Do this >> Copy every line of the following data that includes the string "owners".

Entries taken from a collection >>

◇ ◇ ◇

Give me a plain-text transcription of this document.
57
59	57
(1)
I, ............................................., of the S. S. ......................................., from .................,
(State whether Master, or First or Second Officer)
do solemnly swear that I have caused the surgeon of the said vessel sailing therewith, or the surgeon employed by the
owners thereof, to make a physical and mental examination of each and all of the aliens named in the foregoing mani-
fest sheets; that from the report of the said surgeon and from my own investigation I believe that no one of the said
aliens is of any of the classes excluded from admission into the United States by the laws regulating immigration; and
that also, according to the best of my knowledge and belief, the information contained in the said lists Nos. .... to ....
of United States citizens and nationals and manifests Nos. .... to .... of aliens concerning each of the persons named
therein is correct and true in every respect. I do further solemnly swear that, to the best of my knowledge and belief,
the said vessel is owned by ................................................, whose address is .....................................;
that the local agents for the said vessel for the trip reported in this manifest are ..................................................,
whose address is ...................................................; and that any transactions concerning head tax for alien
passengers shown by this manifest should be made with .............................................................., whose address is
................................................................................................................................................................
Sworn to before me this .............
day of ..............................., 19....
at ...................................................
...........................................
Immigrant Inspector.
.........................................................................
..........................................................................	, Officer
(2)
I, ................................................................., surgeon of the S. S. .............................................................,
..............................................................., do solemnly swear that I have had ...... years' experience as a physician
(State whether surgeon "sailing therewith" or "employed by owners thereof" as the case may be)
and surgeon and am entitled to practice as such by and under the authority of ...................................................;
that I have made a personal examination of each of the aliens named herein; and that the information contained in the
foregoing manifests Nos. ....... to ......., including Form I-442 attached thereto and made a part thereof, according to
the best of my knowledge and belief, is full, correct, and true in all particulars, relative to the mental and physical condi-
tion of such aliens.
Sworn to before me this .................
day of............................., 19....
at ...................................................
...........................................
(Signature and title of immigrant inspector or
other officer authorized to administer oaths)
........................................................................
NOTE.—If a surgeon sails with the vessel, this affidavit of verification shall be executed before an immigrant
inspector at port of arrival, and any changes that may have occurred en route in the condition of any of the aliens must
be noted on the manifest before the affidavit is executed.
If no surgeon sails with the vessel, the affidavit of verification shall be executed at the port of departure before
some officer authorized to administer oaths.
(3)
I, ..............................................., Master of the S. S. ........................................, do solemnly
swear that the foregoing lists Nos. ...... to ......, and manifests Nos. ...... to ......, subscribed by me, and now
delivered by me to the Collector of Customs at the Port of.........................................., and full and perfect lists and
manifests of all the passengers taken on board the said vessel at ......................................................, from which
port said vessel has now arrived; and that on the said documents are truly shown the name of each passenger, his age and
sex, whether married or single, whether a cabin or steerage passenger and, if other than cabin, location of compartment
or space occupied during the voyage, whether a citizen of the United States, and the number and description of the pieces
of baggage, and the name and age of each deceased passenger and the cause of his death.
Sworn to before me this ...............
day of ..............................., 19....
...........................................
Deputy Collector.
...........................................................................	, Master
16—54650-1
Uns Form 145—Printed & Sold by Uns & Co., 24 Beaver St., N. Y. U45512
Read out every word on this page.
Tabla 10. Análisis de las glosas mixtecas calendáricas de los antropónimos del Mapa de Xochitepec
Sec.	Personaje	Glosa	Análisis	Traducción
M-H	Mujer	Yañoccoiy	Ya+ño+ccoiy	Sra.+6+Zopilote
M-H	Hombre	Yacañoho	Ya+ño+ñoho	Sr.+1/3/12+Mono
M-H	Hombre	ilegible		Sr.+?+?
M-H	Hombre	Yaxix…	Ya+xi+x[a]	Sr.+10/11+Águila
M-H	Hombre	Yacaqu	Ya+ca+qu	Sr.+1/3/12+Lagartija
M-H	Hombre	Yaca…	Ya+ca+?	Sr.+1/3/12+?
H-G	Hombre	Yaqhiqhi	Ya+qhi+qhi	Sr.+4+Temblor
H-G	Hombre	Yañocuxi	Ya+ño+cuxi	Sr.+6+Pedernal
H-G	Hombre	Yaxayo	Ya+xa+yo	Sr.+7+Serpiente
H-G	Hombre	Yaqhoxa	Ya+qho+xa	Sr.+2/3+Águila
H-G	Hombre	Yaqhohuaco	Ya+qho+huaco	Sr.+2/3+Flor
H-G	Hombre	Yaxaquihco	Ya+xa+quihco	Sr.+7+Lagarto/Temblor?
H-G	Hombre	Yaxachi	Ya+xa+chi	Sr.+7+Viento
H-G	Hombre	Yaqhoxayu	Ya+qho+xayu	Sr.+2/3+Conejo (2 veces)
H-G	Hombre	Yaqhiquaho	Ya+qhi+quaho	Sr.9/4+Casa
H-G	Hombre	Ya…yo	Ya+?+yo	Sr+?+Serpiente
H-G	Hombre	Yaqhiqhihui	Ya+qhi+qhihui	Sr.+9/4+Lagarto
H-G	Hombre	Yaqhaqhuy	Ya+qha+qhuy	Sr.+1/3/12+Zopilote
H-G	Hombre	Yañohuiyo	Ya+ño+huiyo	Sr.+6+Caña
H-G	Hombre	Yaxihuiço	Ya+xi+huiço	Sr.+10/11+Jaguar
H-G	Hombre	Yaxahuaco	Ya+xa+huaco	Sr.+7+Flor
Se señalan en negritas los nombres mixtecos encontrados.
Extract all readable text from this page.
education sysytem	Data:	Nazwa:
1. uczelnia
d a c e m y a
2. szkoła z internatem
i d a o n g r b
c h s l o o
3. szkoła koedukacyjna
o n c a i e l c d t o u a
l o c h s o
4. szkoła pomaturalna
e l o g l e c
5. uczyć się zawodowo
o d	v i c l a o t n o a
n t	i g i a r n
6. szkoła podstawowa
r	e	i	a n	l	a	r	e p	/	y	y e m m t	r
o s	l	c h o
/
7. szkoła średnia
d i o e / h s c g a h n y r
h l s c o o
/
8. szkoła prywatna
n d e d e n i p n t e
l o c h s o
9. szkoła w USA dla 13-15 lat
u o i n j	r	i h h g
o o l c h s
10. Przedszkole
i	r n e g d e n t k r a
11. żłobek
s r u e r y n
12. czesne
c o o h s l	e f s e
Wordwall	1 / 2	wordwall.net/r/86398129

◇ ◇ ◇

Result of this exercise >>
owners thereof, to make a physical and mental examination of each and all of the aliens named in the foregoing mani-
(State whether surgeon "sailing therewith" or "employed by owners thereof" as the case may be)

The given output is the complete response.